Source material:

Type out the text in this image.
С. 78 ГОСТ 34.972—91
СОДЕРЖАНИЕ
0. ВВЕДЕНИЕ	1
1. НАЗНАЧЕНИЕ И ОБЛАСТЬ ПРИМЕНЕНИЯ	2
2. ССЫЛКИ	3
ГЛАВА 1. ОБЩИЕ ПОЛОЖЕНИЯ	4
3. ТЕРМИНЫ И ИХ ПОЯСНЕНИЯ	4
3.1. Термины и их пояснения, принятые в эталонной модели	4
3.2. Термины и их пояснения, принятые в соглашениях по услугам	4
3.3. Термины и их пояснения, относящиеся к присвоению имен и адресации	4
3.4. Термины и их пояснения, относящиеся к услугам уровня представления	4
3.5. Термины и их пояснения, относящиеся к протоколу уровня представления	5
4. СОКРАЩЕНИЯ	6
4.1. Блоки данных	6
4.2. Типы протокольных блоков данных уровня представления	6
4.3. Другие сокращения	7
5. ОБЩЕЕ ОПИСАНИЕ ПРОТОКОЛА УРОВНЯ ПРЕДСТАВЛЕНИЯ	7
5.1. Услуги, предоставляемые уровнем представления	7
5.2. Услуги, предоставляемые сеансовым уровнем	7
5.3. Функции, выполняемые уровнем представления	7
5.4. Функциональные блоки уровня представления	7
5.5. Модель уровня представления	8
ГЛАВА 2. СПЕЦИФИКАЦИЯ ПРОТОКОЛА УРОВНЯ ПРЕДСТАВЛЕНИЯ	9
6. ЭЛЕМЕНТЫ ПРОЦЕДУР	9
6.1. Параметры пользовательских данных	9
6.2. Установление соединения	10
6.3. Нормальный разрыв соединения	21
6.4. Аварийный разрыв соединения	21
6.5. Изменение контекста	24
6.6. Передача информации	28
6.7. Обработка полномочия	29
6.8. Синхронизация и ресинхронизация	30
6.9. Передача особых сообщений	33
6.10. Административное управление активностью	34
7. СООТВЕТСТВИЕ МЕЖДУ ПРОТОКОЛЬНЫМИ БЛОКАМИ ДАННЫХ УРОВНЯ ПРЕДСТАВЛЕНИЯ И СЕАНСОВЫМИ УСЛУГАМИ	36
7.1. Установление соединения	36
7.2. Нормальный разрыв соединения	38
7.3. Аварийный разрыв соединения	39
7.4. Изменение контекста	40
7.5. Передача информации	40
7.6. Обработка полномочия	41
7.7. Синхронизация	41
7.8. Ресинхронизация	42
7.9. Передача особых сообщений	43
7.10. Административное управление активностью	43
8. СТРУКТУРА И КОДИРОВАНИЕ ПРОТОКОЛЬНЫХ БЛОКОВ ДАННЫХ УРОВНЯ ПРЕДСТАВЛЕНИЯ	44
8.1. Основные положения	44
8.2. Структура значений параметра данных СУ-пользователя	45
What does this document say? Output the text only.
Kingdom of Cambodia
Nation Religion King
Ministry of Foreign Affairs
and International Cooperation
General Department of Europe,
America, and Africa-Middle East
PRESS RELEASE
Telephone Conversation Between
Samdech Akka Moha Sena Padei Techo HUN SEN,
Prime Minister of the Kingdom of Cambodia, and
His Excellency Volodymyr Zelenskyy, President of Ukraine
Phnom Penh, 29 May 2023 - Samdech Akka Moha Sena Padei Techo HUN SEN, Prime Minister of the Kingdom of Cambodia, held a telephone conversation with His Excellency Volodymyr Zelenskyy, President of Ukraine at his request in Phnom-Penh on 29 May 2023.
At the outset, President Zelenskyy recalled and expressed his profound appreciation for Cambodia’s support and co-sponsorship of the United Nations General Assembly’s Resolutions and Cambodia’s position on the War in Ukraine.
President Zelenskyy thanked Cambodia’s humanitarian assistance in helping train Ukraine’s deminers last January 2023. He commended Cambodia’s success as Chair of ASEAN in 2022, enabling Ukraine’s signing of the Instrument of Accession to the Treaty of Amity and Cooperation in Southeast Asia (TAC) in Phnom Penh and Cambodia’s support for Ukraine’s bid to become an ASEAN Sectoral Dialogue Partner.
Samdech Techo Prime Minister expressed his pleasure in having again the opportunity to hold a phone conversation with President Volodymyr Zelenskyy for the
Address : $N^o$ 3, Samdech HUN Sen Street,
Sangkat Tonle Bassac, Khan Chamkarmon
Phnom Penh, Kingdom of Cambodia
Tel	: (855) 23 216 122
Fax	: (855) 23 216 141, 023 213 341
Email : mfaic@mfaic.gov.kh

Task prompt: Reproduce the data in full, exactly as presented.

Exercise answer:
Type out the text in this image.
С. 78 ГОСТ 34.972—91
СОДЕРЖАНИЕ
0. ВВЕДЕНИЕ	1
1. НАЗНАЧЕНИЕ И ОБЛАСТЬ ПРИМЕНЕНИЯ	2
2. ССЫЛКИ	3
ГЛАВА 1. ОБЩИЕ ПОЛОЖЕНИЯ	4
3. ТЕРМИНЫ И ИХ ПОЯСНЕНИЯ	4
3.1. Термины и их пояснения, принятые в эталонной модели	4
3.2. Термины и их пояснения, принятые в соглашениях по услугам	4
3.3. Термины и их пояснения, относящиеся к присвоению имен и адресации	4
3.4. Термины и их пояснения, относящиеся к услугам уровня представления	4
3.5. Термины и их пояснения, относящиеся к протоколу уровня представления	5
4. СОКРАЩЕНИЯ	6
4.1. Блоки данных	6
4.2. Типы протокольных блоков данных уровня представления	6
4.3. Другие сокращения	7
5. ОБЩЕЕ ОПИСАНИЕ ПРОТОКОЛА УРОВНЯ ПРЕДСТАВЛЕНИЯ	7
5.1. Услуги, предоставляемые уровнем представления	7
5.2. Услуги, предоставляемые сеансовым уровнем	7
5.3. Функции, выполняемые уровнем представления	7
5.4. Функциональные блоки уровня представления	7
5.5. Модель уровня представления	8
ГЛАВА 2. СПЕЦИФИКАЦИЯ ПРОТОКОЛА УРОВНЯ ПРЕДСТАВЛЕНИЯ	9
6. ЭЛЕМЕНТЫ ПРОЦЕДУР	9
6.1. Параметры пользовательских данных	9
6.2. Установление соединения	10
6.3. Нормальный разрыв соединения	21
6.4. Аварийный разрыв соединения	21
6.5. Изменение контекста	24
6.6. Передача информации	28
6.7. Обработка полномочия	29
6.8. Синхронизация и ресинхронизация	30
6.9. Передача особых сообщений	33
6.10. Административное управление активностью	34
7. СООТВЕТСТВИЕ МЕЖДУ ПРОТОКОЛЬНЫМИ БЛОКАМИ ДАННЫХ УРОВНЯ ПРЕДСТАВЛЕНИЯ И СЕАНСОВЫМИ УСЛУГАМИ	36
7.1. Установление соединения	36
7.2. Нормальный разрыв соединения	38
7.3. Аварийный разрыв соединения	39
7.4. Изменение контекста	40
7.5. Передача информации	40
7.6. Обработка полномочия	41
7.7. Синхронизация	41
7.8. Ресинхронизация	42
7.9. Передача особых сообщений	43
7.10. Административное управление активностью	43
8. СТРУКТУРА И КОДИРОВАНИЕ ПРОТОКОЛЬНЫХ БЛОКОВ ДАННЫХ УРОВНЯ ПРЕДСТАВЛЕНИЯ	44
8.1. Основные положения	44
8.2. Структура значений параметра данных СУ-пользователя	45
What does this document say? Output the text only.
Kingdom of Cambodia
Nation Religion King
Ministry of Foreign Affairs
and International Cooperation
General Department of Europe,
America, and Africa-Middle East
PRESS RELEASE
Telephone Conversation Between
Samdech Akka Moha Sena Padei Techo HUN SEN,
Prime Minister of the Kingdom of Cambodia, and
His Excellency Volodymyr Zelenskyy, President of Ukraine
Phnom Penh, 29 May 2023 - Samdech Akka Moha Sena Padei Techo HUN SEN, Prime Minister of the Kingdom of Cambodia, held a telephone conversation with His Excellency Volodymyr Zelenskyy, President of Ukraine at his request in Phnom-Penh on 29 May 2023.
At the outset, President Zelenskyy recalled and expressed his profound appreciation for Cambodia’s support and co-sponsorship of the United Nations General Assembly’s Resolutions and Cambodia’s position on the War in Ukraine.
President Zelenskyy thanked Cambodia’s humanitarian assistance in helping train Ukraine’s deminers last January 2023. He commended Cambodia’s success as Chair of ASEAN in 2022, enabling Ukraine’s signing of the Instrument of Accession to the Treaty of Amity and Cooperation in Southeast Asia (TAC) in Phnom Penh and Cambodia’s support for Ukraine’s bid to become an ASEAN Sectoral Dialogue Partner.
Samdech Techo Prime Minister expressed his pleasure in having again the opportunity to hold a phone conversation with President Volodymyr Zelenskyy for the
Address : $N^o$ 3, Samdech HUN Sen Street,
Sangkat Tonle Bassac, Khan Chamkarmon
Phnom Penh, Kingdom of Cambodia
Tel	: (855) 23 216 122
Fax	: (855) 23 216 141, 023 213 341
Email : mfaic@mfaic.gov.kh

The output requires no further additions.